___ RECORD EXCERPTS ___

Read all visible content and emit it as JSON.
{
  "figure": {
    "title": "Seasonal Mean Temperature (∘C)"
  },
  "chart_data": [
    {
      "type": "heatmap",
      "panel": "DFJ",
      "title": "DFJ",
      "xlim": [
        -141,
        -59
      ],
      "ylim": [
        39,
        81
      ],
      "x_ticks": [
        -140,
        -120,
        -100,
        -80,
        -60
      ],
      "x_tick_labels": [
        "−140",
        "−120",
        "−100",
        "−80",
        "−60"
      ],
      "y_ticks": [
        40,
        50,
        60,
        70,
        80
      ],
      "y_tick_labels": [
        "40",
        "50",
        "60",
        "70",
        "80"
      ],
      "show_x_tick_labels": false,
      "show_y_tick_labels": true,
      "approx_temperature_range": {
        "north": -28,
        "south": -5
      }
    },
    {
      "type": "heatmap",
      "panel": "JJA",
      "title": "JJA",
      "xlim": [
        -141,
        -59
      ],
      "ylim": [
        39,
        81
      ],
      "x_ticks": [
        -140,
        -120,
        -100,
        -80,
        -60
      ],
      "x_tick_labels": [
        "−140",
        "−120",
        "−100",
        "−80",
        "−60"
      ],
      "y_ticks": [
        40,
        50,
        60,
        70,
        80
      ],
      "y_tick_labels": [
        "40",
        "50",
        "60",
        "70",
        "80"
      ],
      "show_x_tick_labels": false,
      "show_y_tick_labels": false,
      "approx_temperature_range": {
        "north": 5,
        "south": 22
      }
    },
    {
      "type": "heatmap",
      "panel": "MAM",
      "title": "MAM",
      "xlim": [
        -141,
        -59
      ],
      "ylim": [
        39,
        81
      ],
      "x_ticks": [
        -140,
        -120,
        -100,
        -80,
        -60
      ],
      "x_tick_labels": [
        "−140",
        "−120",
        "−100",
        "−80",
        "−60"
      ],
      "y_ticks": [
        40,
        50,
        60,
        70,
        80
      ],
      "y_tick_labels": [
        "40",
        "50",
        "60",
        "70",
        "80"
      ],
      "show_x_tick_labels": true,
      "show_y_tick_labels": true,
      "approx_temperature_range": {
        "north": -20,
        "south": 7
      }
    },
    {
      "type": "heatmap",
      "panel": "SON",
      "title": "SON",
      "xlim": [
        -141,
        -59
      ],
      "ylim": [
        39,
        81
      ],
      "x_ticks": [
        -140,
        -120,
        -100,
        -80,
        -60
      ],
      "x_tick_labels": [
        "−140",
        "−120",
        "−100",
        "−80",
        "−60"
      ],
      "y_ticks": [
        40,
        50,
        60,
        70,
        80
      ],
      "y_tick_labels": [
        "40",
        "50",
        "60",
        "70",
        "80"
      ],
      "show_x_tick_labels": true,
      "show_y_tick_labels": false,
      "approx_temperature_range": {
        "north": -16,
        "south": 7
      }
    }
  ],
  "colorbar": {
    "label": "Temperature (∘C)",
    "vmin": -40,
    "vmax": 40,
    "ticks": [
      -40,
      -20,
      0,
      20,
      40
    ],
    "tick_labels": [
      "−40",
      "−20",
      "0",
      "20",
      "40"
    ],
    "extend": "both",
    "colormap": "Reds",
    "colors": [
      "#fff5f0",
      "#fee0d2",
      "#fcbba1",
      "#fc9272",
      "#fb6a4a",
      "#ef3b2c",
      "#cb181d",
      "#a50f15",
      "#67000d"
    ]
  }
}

___

GIVEN REQUEST: Would you give the material above again, complete and exact?

TASK ANSWER:
Read all visible content and emit it as JSON.
{
  "figure": {
    "title": "Seasonal Mean Temperature (∘C)"
  },
  "chart_data": [
    {
      "type": "heatmap",
      "panel": "DFJ",
      "title": "DFJ",
      "xlim": [
        -141,
        -59
      ],
      "ylim": [
        39,
        81
      ],
      "x_ticks": [
        -140,
        -120,
        -100,
        -80,
        -60
      ],
      "x_tick_labels": [
        "−140",
        "−120",
        "−100",
        "−80",
        "−60"
      ],
      "y_ticks": [
        40,
        50,
        60,
        70,
        80
      ],
      "y_tick_labels": [
        "40",
        "50",
        "60",
        "70",
        "80"
      ],
      "show_x_tick_labels": false,
      "show_y_tick_labels": true,
      "approx_temperature_range": {
        "north": -28,
        "south": -5
      }
    },
    {
      "type": "heatmap",
      "panel": "JJA",
      "title": "JJA",
      "xlim": [
        -141,
        -59
      ],
      "ylim": [
        39,
        81
      ],
      "x_ticks": [
        -140,
        -120,
        -100,
        -80,
        -60
      ],
      "x_tick_labels": [
        "−140",
        "−120",
        "−100",
        "−80",
        "−60"
      ],
      "y_ticks": [
        40,
        50,
        60,
        70,
        80
      ],
      "y_tick_labels": [
        "40",
        "50",
        "60",
        "70",
        "80"
      ],
      "show_x_tick_labels": false,
      "show_y_tick_labels": false,
      "approx_temperature_range": {
        "north": 5,
        "south": 22
      }
    },
    {
      "type": "heatmap",
      "panel": "MAM",
      "title": "MAM",
      "xlim": [
        -141,
        -59
      ],
      "ylim": [
        39,
        81
      ],
      "x_ticks": [
        -140,
        -120,
        -100,
        -80,
        -60
      ],
      "x_tick_labels": [
        "−140",
        "−120",
        "−100",
        "−80",
        "−60"
      ],
      "y_ticks": [
        40,
        50,
        60,
        70,
        80
      ],
      "y_tick_labels": [
        "40",
        "50",
        "60",
        "70",
        "80"
      ],
      "show_x_tick_labels": true,
      "show_y_tick_labels": true,
      "approx_temperature_range": {
        "north": -20,
        "south": 7
      }
    },
    {
      "type": "heatmap",
      "panel": "SON",
      "title": "SON",
      "xlim": [
        -141,
        -59
      ],
      "ylim": [
        39,
        81
      ],
      "x_ticks": [
        -140,
        -120,
        -100,
        -80,
        -60
      ],
      "x_tick_labels": [
        "−140",
        "−120",
        "−100",
        "−80",
        "−60"
      ],
      "y_ticks": [
        40,
        50,
        60,
        70,
        80
      ],
      "y_tick_labels": [
        "40",
        "50",
        "60",
        "70",
        "80"
      ],
      "show_x_tick_labels": true,
      "show_y_tick_labels": false,
      "approx_temperature_range": {
        "north": -16,
        "south": 7
      }
    }
  ],
  "colorbar": {
    "label": "Temperature (∘C)",
    "vmin": -40,
    "vmax": 40,
    "ticks": [
      -40,
      -20,
      0,
      20,
      40
    ],
    "tick_labels": [
      "−40",
      "−20",
      "0",
      "20",
      "40"
    ],
    "extend": "both",
    "colormap": "Reds",
    "colors": [
      "#fff5f0",
      "#fee0d2",
      "#fcbba1",
      "#fc9272",
      "#fb6a4a",
      "#ef3b2c",
      "#cb181d",
      "#a50f15",
      "#67000d"
    ]
  }
}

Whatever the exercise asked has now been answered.